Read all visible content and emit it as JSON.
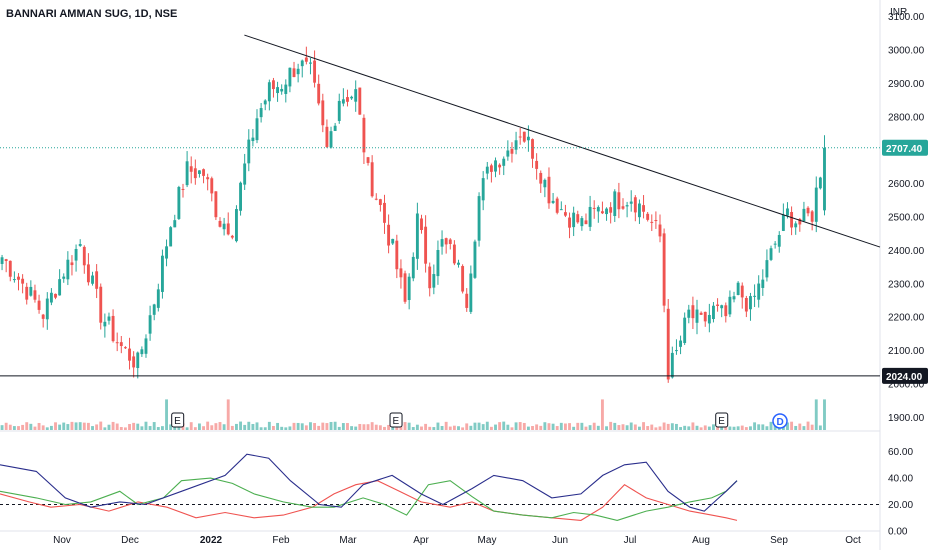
{
  "chart_data": {
    "type": "candlestick",
    "title": "BANNARI AMMAN SUG, 1D, NSE",
    "currency": "INR",
    "colors": {
      "up": "#26a69a",
      "down": "#ef5350",
      "up_volume": "#80cbc4",
      "down_volume": "#f7a9a7",
      "trendline": "#131722",
      "last_price_line": "#26a69a",
      "badge_last": "#26a69a",
      "badge_level": "#131722",
      "adx_line": "#2a2e8c",
      "plus_di": "#4caf50",
      "minus_di": "#ef5350",
      "dividend": "#2962ff"
    },
    "price_axis": {
      "ylim": [
        1862,
        3150
      ],
      "ticks": [
        "3100.00",
        "3000.00",
        "2900.00",
        "2800.00",
        "2700.00",
        "2600.00",
        "2500.00",
        "2400.00",
        "2300.00",
        "2200.00",
        "2100.00",
        "2000.00",
        "1900.00"
      ],
      "last_price": "2707.40",
      "horizontal_level": "2024.00"
    },
    "time_axis": {
      "labels": [
        "Nov",
        "Dec",
        "2022",
        "Feb",
        "Mar",
        "Apr",
        "May",
        "Jun",
        "Jul",
        "Aug",
        "Sep",
        "Oct"
      ]
    },
    "trendline": {
      "start_index": 3,
      "start_value": 3045,
      "end_value": 2410,
      "end_extends_past_index": 215
    },
    "anchors": [
      [
        0,
        2380
      ],
      [
        5,
        2300
      ],
      [
        10,
        2210
      ],
      [
        15,
        2340
      ],
      [
        19,
        2420
      ],
      [
        24,
        2210
      ],
      [
        29,
        2110
      ],
      [
        33,
        2060
      ],
      [
        37,
        2250
      ],
      [
        41,
        2480
      ],
      [
        45,
        2640
      ],
      [
        49,
        2630
      ],
      [
        53,
        2490
      ],
      [
        56,
        2470
      ],
      [
        59,
        2650
      ],
      [
        62,
        2800
      ],
      [
        65,
        2880
      ],
      [
        68,
        2900
      ],
      [
        72,
        2960
      ],
      [
        75,
        2930
      ],
      [
        79,
        2700
      ],
      [
        82,
        2860
      ],
      [
        86,
        2870
      ],
      [
        89,
        2630
      ],
      [
        92,
        2530
      ],
      [
        95,
        2400
      ],
      [
        98,
        2240
      ],
      [
        101,
        2490
      ],
      [
        104,
        2320
      ],
      [
        107,
        2420
      ],
      [
        110,
        2380
      ],
      [
        113,
        2260
      ],
      [
        116,
        2560
      ],
      [
        119,
        2660
      ],
      [
        123,
        2700
      ],
      [
        126,
        2760
      ],
      [
        129,
        2700
      ],
      [
        133,
        2570
      ],
      [
        137,
        2510
      ],
      [
        141,
        2480
      ],
      [
        145,
        2520
      ],
      [
        149,
        2550
      ],
      [
        153,
        2560
      ],
      [
        156,
        2520
      ],
      [
        160,
        2440
      ],
      [
        162,
        2040
      ],
      [
        164,
        2090
      ],
      [
        167,
        2210
      ],
      [
        170,
        2180
      ],
      [
        173,
        2220
      ],
      [
        176,
        2200
      ],
      [
        179,
        2280
      ],
      [
        182,
        2230
      ],
      [
        185,
        2320
      ],
      [
        188,
        2420
      ],
      [
        191,
        2510
      ],
      [
        194,
        2480
      ],
      [
        197,
        2510
      ],
      [
        200,
        2707
      ]
    ],
    "indicator_panel": {
      "ylim": [
        0,
        68
      ],
      "ticks": [
        "60.00",
        "40.00",
        "20.00",
        "0.00"
      ],
      "dashed_level": 20,
      "adx": [
        [
          0,
          50
        ],
        [
          10,
          45
        ],
        [
          18,
          25
        ],
        [
          25,
          18
        ],
        [
          33,
          22
        ],
        [
          40,
          20
        ],
        [
          50,
          30
        ],
        [
          62,
          42
        ],
        [
          68,
          58
        ],
        [
          74,
          55
        ],
        [
          80,
          38
        ],
        [
          88,
          20
        ],
        [
          94,
          18
        ],
        [
          100,
          35
        ],
        [
          108,
          42
        ],
        [
          116,
          28
        ],
        [
          122,
          20
        ],
        [
          130,
          32
        ],
        [
          136,
          42
        ],
        [
          144,
          38
        ],
        [
          152,
          25
        ],
        [
          160,
          28
        ],
        [
          166,
          42
        ],
        [
          172,
          50
        ],
        [
          178,
          52
        ],
        [
          184,
          30
        ],
        [
          190,
          18
        ],
        [
          194,
          15
        ],
        [
          198,
          25
        ],
        [
          200,
          30
        ],
        [
          203,
          38
        ]
      ],
      "plus_di": [
        [
          0,
          30
        ],
        [
          10,
          25
        ],
        [
          18,
          20
        ],
        [
          25,
          22
        ],
        [
          33,
          30
        ],
        [
          38,
          20
        ],
        [
          45,
          25
        ],
        [
          50,
          38
        ],
        [
          58,
          40
        ],
        [
          64,
          36
        ],
        [
          70,
          28
        ],
        [
          78,
          22
        ],
        [
          86,
          18
        ],
        [
          92,
          18
        ],
        [
          100,
          25
        ],
        [
          106,
          20
        ],
        [
          112,
          12
        ],
        [
          118,
          35
        ],
        [
          124,
          38
        ],
        [
          130,
          26
        ],
        [
          136,
          15
        ],
        [
          144,
          12
        ],
        [
          152,
          10
        ],
        [
          158,
          14
        ],
        [
          164,
          12
        ],
        [
          170,
          8
        ],
        [
          178,
          15
        ],
        [
          184,
          18
        ],
        [
          190,
          22
        ],
        [
          196,
          25
        ],
        [
          200,
          30
        ],
        [
          203,
          38
        ]
      ],
      "minus_di": [
        [
          0,
          28
        ],
        [
          8,
          22
        ],
        [
          14,
          18
        ],
        [
          22,
          20
        ],
        [
          30,
          15
        ],
        [
          38,
          22
        ],
        [
          46,
          18
        ],
        [
          54,
          10
        ],
        [
          62,
          14
        ],
        [
          70,
          10
        ],
        [
          78,
          12
        ],
        [
          86,
          18
        ],
        [
          92,
          28
        ],
        [
          98,
          35
        ],
        [
          104,
          38
        ],
        [
          110,
          30
        ],
        [
          116,
          22
        ],
        [
          124,
          18
        ],
        [
          130,
          22
        ],
        [
          136,
          15
        ],
        [
          144,
          12
        ],
        [
          152,
          10
        ],
        [
          160,
          8
        ],
        [
          166,
          18
        ],
        [
          172,
          35
        ],
        [
          178,
          25
        ],
        [
          184,
          20
        ],
        [
          190,
          15
        ],
        [
          196,
          12
        ],
        [
          200,
          10
        ],
        [
          203,
          8
        ]
      ]
    },
    "earnings_markers": [
      {
        "label": "E",
        "index": 34
      },
      {
        "label": "E",
        "index": 93
      },
      {
        "label": "E",
        "index": 181
      }
    ],
    "dividend_marker": {
      "label": "D",
      "index": 215
    }
  }
}
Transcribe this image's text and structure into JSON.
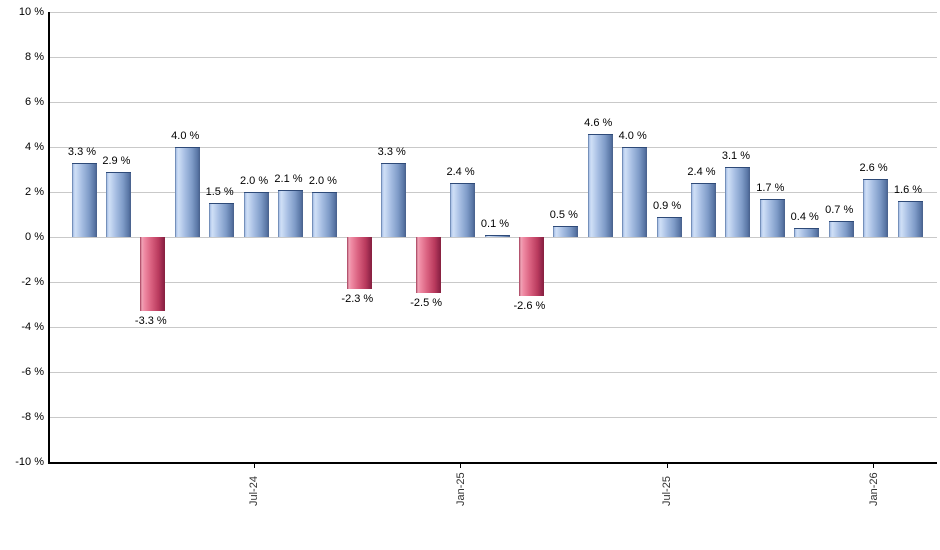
{
  "chart_data": {
    "type": "bar",
    "title": "",
    "xlabel": "",
    "ylabel": "",
    "values": [
      3.3,
      2.9,
      -3.3,
      4.0,
      1.5,
      2.0,
      2.1,
      2.0,
      -2.3,
      3.3,
      -2.5,
      2.4,
      0.1,
      -2.6,
      0.5,
      4.6,
      4.0,
      0.9,
      2.4,
      3.1,
      1.7,
      0.4,
      0.7,
      2.6,
      1.6
    ],
    "value_label_suffix": " %",
    "x_axis": {
      "ticks": [
        {
          "label": "Jul-24",
          "slot": 6
        },
        {
          "label": "Jan-25",
          "slot": 12
        },
        {
          "label": "Jul-25",
          "slot": 18
        },
        {
          "label": "Jan-26",
          "slot": 24
        }
      ],
      "label_rotation_deg": -90
    },
    "y_axis": {
      "tick_labels": [
        "10 %",
        "8 %",
        "6 %",
        "4 %",
        "2 %",
        "0 %",
        "-2 %",
        "-4 %",
        "-6 %",
        "-8 %",
        "-10 %"
      ],
      "min": -10,
      "max": 10,
      "step": 2,
      "unit": "%"
    },
    "grid": true,
    "legend": false,
    "colors": {
      "positive_bar": "#7f9cc8",
      "positive_bar_light": "#cfdff6",
      "positive_bar_dark": "#2e4a78",
      "negative_bar": "#d9607f",
      "negative_bar_light": "#efa3b6",
      "negative_bar_dark": "#87203e",
      "gridline": "#c9c9c9",
      "axis_line": "#000000",
      "value_label_text": "#000000",
      "tick_label_text": "#333333",
      "background": "#ffffff"
    }
  }
}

**EXERCISE AIM**
Extract, word for word, every line from the one holding "Transcribe this image's" through the closing line of the data above. Do not include any pictures.

**ANSWER FOR THE TASK**
Transcribe this image's text and structure into JSON.
{
  "chart_data": {
    "type": "bar",
    "title": "",
    "xlabel": "",
    "ylabel": "",
    "values": [
      3.3,
      2.9,
      -3.3,
      4.0,
      1.5,
      2.0,
      2.1,
      2.0,
      -2.3,
      3.3,
      -2.5,
      2.4,
      0.1,
      -2.6,
      0.5,
      4.6,
      4.0,
      0.9,
      2.4,
      3.1,
      1.7,
      0.4,
      0.7,
      2.6,
      1.6
    ],
    "value_label_suffix": " %",
    "x_axis": {
      "ticks": [
        {
          "label": "Jul-24",
          "slot": 6
        },
        {
          "label": "Jan-25",
          "slot": 12
        },
        {
          "label": "Jul-25",
          "slot": 18
        },
        {
          "label": "Jan-26",
          "slot": 24
        }
      ],
      "label_rotation_deg": -90
    },
    "y_axis": {
      "tick_labels": [
        "10 %",
        "8 %",
        "6 %",
        "4 %",
        "2 %",
        "0 %",
        "-2 %",
        "-4 %",
        "-6 %",
        "-8 %",
        "-10 %"
      ],
      "min": -10,
      "max": 10,
      "step": 2,
      "unit": "%"
    },
    "grid": true,
    "legend": false,
    "colors": {
      "positive_bar": "#7f9cc8",
      "positive_bar_light": "#cfdff6",
      "positive_bar_dark": "#2e4a78",
      "negative_bar": "#d9607f",
      "negative_bar_light": "#efa3b6",
      "negative_bar_dark": "#87203e",
      "gridline": "#c9c9c9",
      "axis_line": "#000000",
      "value_label_text": "#000000",
      "tick_label_text": "#333333",
      "background": "#ffffff"
    }
  }
}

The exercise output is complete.